List every line in this data where the string "marker" occurs.
● ● ●
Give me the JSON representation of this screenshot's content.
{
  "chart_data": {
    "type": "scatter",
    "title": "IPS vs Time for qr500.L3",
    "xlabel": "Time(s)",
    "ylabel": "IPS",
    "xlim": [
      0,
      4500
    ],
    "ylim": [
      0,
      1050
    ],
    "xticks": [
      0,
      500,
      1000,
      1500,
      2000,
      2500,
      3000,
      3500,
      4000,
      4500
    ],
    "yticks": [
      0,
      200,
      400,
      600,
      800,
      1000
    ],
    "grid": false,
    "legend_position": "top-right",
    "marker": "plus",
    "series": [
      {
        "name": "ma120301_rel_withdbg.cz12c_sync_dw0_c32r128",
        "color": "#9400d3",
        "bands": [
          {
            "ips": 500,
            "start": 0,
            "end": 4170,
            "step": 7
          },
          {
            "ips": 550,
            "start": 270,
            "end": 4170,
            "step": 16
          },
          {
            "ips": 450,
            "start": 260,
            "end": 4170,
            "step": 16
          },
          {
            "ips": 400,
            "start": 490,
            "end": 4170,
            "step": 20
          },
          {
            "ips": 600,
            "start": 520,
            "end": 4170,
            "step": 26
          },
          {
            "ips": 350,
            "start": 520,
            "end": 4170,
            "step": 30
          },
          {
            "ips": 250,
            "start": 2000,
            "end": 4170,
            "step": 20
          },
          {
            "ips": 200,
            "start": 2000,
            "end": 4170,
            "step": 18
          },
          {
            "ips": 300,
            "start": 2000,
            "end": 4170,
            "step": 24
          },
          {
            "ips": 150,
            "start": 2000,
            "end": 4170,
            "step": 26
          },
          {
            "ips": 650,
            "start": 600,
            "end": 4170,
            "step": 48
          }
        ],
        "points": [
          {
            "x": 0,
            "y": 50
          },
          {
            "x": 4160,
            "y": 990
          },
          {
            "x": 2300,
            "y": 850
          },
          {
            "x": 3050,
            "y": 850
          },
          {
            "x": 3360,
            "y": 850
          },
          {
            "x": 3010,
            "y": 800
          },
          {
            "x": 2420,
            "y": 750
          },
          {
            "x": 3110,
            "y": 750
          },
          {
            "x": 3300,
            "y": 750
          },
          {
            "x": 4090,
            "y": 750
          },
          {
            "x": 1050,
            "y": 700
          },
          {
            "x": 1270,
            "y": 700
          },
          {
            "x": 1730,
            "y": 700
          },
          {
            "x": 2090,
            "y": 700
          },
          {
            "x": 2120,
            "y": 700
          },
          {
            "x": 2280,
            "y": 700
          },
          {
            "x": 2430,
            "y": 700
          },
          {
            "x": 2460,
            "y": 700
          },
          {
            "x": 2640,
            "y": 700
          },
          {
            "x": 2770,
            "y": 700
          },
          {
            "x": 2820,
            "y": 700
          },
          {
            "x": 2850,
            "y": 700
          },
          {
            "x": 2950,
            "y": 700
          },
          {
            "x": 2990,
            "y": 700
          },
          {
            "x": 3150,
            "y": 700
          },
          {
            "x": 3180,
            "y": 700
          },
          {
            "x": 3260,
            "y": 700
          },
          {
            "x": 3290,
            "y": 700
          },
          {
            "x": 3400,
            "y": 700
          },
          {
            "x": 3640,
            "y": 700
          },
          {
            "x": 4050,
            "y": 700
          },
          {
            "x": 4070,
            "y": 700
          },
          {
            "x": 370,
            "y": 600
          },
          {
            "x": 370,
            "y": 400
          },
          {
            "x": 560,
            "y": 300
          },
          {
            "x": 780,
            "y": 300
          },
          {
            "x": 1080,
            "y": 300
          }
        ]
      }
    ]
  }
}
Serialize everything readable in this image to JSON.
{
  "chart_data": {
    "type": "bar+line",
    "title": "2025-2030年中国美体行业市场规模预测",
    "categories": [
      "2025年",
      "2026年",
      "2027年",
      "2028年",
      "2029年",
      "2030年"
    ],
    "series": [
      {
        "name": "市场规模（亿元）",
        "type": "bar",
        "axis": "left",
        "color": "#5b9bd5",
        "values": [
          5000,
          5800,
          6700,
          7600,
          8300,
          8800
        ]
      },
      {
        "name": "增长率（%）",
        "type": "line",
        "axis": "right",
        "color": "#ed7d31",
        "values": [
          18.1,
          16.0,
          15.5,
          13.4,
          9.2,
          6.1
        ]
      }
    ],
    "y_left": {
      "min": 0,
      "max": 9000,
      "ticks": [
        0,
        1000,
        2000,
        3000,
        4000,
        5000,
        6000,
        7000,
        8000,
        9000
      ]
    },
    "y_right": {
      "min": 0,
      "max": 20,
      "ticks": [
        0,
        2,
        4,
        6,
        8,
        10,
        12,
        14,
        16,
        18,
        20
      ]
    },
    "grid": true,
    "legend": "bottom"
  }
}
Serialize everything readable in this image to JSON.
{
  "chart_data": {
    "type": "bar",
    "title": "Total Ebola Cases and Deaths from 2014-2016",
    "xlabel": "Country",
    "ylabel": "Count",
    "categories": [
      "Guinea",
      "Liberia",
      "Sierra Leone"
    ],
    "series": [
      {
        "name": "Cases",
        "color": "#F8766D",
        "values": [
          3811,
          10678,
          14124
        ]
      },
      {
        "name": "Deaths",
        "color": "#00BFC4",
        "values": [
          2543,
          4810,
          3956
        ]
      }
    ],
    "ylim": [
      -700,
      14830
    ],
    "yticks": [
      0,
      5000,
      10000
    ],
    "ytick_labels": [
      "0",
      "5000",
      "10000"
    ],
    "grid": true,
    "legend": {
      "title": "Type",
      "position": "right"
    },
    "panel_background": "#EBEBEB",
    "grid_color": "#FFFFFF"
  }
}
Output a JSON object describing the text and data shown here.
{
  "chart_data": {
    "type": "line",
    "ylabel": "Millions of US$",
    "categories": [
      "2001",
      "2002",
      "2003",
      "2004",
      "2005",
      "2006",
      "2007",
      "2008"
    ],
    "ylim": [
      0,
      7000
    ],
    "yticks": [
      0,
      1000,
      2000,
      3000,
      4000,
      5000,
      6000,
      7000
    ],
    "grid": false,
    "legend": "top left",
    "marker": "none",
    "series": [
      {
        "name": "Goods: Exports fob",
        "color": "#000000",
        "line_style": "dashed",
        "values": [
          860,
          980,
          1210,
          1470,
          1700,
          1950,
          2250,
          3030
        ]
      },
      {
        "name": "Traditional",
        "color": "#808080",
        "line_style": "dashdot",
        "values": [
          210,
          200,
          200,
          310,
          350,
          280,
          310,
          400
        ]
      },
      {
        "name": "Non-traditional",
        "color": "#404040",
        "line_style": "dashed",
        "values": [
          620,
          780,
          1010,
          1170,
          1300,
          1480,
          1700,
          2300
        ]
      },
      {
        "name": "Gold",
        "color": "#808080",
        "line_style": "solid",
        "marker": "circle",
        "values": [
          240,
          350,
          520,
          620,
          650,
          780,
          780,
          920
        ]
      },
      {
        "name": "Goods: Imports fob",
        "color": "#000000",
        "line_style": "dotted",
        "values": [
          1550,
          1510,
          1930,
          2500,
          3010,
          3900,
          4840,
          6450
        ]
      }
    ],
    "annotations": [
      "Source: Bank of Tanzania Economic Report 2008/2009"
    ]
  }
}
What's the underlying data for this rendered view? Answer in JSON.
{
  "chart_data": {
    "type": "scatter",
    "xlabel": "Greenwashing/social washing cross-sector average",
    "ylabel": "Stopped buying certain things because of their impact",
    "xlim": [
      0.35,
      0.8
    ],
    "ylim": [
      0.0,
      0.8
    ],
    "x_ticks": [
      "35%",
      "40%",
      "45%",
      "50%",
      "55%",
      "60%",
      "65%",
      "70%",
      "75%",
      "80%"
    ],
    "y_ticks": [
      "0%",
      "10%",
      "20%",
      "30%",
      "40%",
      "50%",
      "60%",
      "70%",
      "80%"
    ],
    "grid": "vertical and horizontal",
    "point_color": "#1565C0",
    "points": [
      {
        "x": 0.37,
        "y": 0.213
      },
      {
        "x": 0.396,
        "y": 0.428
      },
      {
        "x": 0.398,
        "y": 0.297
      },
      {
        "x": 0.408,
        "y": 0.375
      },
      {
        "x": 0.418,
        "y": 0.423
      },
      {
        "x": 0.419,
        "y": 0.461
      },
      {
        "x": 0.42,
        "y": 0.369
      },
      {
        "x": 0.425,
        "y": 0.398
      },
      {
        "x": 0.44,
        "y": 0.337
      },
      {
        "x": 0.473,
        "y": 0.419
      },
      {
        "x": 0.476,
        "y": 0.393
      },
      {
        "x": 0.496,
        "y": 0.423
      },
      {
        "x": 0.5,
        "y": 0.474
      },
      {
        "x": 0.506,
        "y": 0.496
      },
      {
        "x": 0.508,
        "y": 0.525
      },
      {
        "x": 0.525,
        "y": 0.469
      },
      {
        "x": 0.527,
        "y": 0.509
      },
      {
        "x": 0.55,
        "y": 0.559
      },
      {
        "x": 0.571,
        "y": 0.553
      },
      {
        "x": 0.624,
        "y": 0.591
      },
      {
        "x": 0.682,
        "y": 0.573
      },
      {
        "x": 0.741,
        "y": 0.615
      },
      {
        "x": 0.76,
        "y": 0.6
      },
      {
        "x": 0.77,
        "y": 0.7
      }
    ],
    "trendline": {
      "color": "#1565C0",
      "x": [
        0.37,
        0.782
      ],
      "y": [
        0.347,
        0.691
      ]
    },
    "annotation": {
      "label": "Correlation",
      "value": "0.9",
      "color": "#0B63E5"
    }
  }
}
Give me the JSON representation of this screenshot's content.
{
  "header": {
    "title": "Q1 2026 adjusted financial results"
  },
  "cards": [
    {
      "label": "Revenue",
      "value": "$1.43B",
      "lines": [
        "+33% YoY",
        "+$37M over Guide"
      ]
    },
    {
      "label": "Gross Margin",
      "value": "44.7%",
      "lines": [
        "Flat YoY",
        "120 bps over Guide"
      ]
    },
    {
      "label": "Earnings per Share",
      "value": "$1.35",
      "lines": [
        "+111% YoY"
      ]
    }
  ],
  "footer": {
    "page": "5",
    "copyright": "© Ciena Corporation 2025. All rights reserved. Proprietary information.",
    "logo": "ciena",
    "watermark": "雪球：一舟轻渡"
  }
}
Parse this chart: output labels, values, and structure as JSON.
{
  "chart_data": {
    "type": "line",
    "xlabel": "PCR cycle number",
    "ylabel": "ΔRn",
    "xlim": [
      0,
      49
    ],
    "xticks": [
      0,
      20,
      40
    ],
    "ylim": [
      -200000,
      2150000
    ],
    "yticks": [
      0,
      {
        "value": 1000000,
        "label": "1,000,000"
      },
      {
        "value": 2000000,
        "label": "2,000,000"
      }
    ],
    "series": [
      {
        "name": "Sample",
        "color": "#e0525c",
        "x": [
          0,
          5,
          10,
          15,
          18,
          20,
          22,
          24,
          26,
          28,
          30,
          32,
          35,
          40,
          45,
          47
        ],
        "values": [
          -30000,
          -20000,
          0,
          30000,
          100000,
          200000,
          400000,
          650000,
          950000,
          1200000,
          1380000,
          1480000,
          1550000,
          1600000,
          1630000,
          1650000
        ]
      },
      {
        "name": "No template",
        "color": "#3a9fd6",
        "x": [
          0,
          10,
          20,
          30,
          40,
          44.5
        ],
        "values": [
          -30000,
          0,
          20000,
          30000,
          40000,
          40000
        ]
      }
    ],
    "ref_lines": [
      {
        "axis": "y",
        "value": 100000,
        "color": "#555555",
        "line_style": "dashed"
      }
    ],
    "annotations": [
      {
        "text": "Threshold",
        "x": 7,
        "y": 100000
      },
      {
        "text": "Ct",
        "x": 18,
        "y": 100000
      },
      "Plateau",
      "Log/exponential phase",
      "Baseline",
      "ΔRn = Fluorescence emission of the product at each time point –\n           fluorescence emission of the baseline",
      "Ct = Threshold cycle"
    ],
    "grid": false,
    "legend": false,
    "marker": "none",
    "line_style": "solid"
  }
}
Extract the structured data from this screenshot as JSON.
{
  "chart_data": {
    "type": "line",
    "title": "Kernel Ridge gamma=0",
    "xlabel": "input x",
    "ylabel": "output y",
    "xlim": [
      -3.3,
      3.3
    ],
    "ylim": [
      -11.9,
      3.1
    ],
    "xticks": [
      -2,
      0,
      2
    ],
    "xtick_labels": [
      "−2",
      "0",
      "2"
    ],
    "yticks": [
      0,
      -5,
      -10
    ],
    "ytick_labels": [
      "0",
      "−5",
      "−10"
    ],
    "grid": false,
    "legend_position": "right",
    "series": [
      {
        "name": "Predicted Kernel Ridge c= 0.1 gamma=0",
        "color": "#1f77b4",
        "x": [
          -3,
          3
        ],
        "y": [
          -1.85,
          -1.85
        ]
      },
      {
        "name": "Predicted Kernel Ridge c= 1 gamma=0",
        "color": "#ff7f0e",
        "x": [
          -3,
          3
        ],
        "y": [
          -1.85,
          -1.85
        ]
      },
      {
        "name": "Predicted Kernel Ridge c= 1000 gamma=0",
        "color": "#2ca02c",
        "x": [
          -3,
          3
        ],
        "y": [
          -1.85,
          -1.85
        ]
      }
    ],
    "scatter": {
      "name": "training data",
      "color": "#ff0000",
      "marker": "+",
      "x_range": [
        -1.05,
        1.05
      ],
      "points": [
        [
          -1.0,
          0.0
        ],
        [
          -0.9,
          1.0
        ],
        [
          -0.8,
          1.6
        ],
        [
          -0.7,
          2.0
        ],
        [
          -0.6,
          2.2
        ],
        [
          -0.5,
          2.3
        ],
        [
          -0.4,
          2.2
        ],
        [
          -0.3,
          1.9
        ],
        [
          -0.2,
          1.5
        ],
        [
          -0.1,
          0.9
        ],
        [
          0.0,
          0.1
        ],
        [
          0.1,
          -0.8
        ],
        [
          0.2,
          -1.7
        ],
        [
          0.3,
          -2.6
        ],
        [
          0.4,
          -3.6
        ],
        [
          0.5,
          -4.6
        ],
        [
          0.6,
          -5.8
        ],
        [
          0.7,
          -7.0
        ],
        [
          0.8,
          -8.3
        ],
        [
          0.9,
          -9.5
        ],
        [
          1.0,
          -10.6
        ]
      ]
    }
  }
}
● ● ●
_TASK RESULT_
    "marker": "plus",
    "marker": "none",
        "marker": "circle",
    "marker": "none",
      "marker": "+",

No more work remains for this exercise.